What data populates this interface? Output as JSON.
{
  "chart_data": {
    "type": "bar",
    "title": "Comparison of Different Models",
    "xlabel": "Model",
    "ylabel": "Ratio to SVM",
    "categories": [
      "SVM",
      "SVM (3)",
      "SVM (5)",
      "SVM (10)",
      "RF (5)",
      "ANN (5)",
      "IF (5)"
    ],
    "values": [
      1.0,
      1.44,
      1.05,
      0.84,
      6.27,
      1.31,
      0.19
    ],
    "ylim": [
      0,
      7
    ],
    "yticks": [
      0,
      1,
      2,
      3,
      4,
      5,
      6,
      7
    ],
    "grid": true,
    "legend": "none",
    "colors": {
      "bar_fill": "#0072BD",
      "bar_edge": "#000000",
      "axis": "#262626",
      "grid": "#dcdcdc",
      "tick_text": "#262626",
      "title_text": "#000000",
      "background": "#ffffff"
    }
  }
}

++++++++++

• **Instructions for the task**: Your task is to give the records above again, exactly.

• **Exercise answer**:
What data populates this interface? Output as JSON.
{
  "chart_data": {
    "type": "bar",
    "title": "Comparison of Different Models",
    "xlabel": "Model",
    "ylabel": "Ratio to SVM",
    "categories": [
      "SVM",
      "SVM (3)",
      "SVM (5)",
      "SVM (10)",
      "RF (5)",
      "ANN (5)",
      "IF (5)"
    ],
    "values": [
      1.0,
      1.44,
      1.05,
      0.84,
      6.27,
      1.31,
      0.19
    ],
    "ylim": [
      0,
      7
    ],
    "yticks": [
      0,
      1,
      2,
      3,
      4,
      5,
      6,
      7
    ],
    "grid": true,
    "legend": "none",
    "colors": {
      "bar_fill": "#0072BD",
      "bar_edge": "#000000",
      "axis": "#262626",
      "grid": "#dcdcdc",
      "tick_text": "#262626",
      "title_text": "#000000",
      "background": "#ffffff"
    }
  }
}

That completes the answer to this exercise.